▸ **Requirement**
Find and copy each line of the records where the string "this" shows up.

::: Dataset rows

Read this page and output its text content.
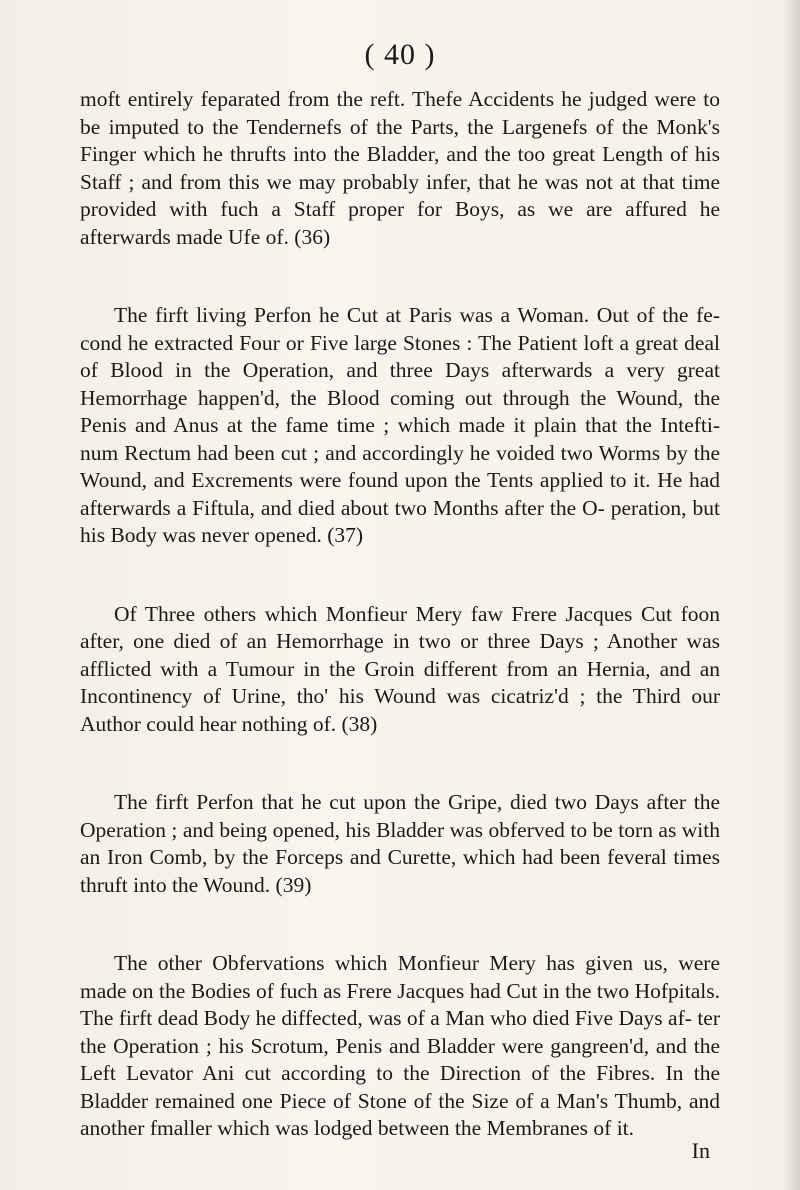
( 40 )

moft entirely feparated from the reft. Thefe Accidents he judged were to be imputed to the Tendernefs of the Parts, the Largenefs of the Monk's Finger which he thrufts into the Bladder, and the too great Length of his Staff ; and from this we may probably infer, that he was not at that time provided with fuch a Staff proper for Boys, as we are affured he afterwards made Ufe of. (36)

The firft living Perfon he Cut at Paris was a Woman. Out of the fe- cond he extracted Four or Five large Stones : The Patient loft a great deal of Blood in the Operation, and three Days afterwards a very great Hemorrhage happen'd, the Blood coming out through the Wound, the Penis and Anus at the fame time ; which made it plain that the Intefti- num Rectum had been cut ; and accordingly he voided two Worms by the Wound, and Excrements were found upon the Tents applied to it. He had afterwards a Fiftula, and died about two Months after the O- peration, but his Body was never opened. (37)

Of Three others which Monfieur Mery faw Frere Jacques Cut foon after, one died of an Hemorrhage in two or three Days ; Another was afflicted with a Tumour in the Groin different from an Hernia, and an Incontinency of Urine, tho' his Wound was cicatriz'd ; the Third our Author could hear nothing of. (38)

The firft Perfon that he cut upon the Gripe, died two Days after the Operation ; and being opened, his Bladder was obferved to be torn as with an Iron Comb, by the Forceps and Curette, which had been feveral times thruft into the Wound. (39)

The other Obfervations which Monfieur Mery has given us, were made on the Bodies of fuch as Frere Jacques had Cut in the two Hofpitals. The firft dead Body he diffected, was of a Man who died Five Days af- ter the Operation ; his Scrotum, Penis and Bladder were gangreen'd, and the Left Levator Ani cut according to the Direction of the Fibres. In the Bladder remained one Piece of Stone of the Size of a Man's Thumb, and another fmaller which was lodged between the Membranes of it.

In
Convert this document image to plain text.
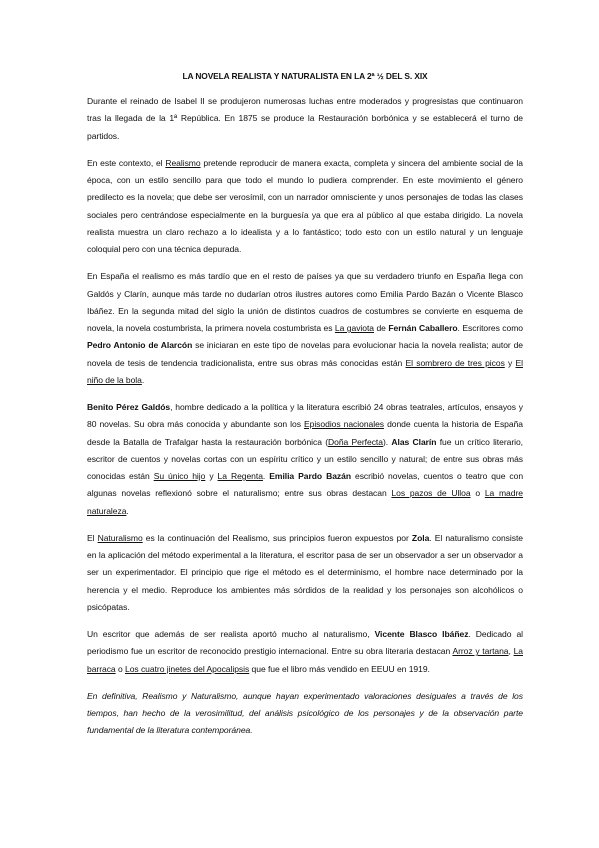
LA NOVELA REALISTA Y NATURALISTA EN LA 2ª ½ DEL S. XIX

Durante el reinado de Isabel II se produjeron numerosas luchas entre moderados y progresistas que continuaron tras la llegada de la 1ª República. En 1875 se produce la Restauración borbónica y se establecerá el turno de partidos.

En este contexto, el Realismo pretende reproducir de manera exacta, completa y sincera del ambiente social de la época, con un estilo sencillo para que todo el mundo lo pudiera comprender. En este movimiento el género predilecto es la novela; que debe ser verosímil, con un narrador omnisciente y unos personajes de todas las clases sociales pero centrándose especialmente en la burguesía ya que era al público al que estaba dirigido. La novela realista muestra un claro rechazo a lo idealista y a lo fantástico; todo esto con un estilo natural y un lenguaje coloquial pero con una técnica depurada.

En España el realismo es más tardío que en el resto de países ya que su verdadero triunfo en España llega con Galdós y Clarín, aunque más tarde no dudarían otros ilustres autores como Emilia Pardo Bazán o Vicente Blasco Ibáñez. En la segunda mitad del siglo la unión de distintos cuadros de costumbres se convierte en esquema de novela, la novela costumbrista, la primera novela costumbrista es La gaviota de Fernán Caballero. Escritores como Pedro Antonio de Alarcón se iniciaran en este tipo de novelas para evolucionar hacia la novela realista; autor de novela de tesis de tendencia tradicionalista, entre sus obras más conocidas están El sombrero de tres picos y El niño de la bola.

Benito Pérez Galdós, hombre dedicado a la política y la literatura escribió 24 obras teatrales, artículos, ensayos y 80 novelas. Su obra más conocida y abundante son los Episodios nacionales donde cuenta la historia de España desde la Batalla de Trafalgar hasta la restauración borbónica (Doña Perfecta). Alas Clarín fue un crítico literario, escritor de cuentos y novelas cortas con un espíritu crítico y un estilo sencillo y natural; de entre sus obras más conocidas están Su único hijo y La Regenta. Emilia Pardo Bazán escribió novelas, cuentos o teatro que con algunas novelas reflexionó sobre el naturalismo; entre sus obras destacan Los pazos de Ulloa o La madre naturaleza.

El Naturalismo es la continuación del Realismo, sus principios fueron expuestos por Zola. El naturalismo consiste en la aplicación del método experimental a la literatura, el escritor pasa de ser un observador a ser un observador a ser un experimentador. El principio que rige el método es el determinismo, el hombre nace determinado por la herencia y el medio. Reproduce los ambientes más sórdidos de la realidad y los personajes son alcohólicos o psicópatas.

Un escritor que además de ser realista aportó mucho al naturalismo, Vicente Blasco Ibáñez. Dedicado al periodismo fue un escritor de reconocido prestigio internacional. Entre su obra literaria destacan Arroz y tartana, La barraca o Los cuatro jinetes del Apocalipsis que fue el libro más vendido en EEUU en 1919.

En definitiva, Realismo y Naturalismo, aunque hayan experimentado valoraciones desiguales a través de los tiempos, han hecho de la verosimilitud, del análisis psicológico de los personajes y de la observación parte fundamental de la literatura contemporánea.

::::::

▸ **Answer to the problem**
Read this page and output its text content.
moft entirely feparated from the reft. Thefe Accidents he judged were to be imputed to the Tendernefs of the Parts, the Largenefs of the Monk's Finger which he thrufts into the Bladder, and the too great Length of his Staff ; and from this we may probably infer, that he was not at that time provided with fuch a Staff proper for Boys, as we are affured he afterwards made Ufe of. (36)
Convert this document image to plain text.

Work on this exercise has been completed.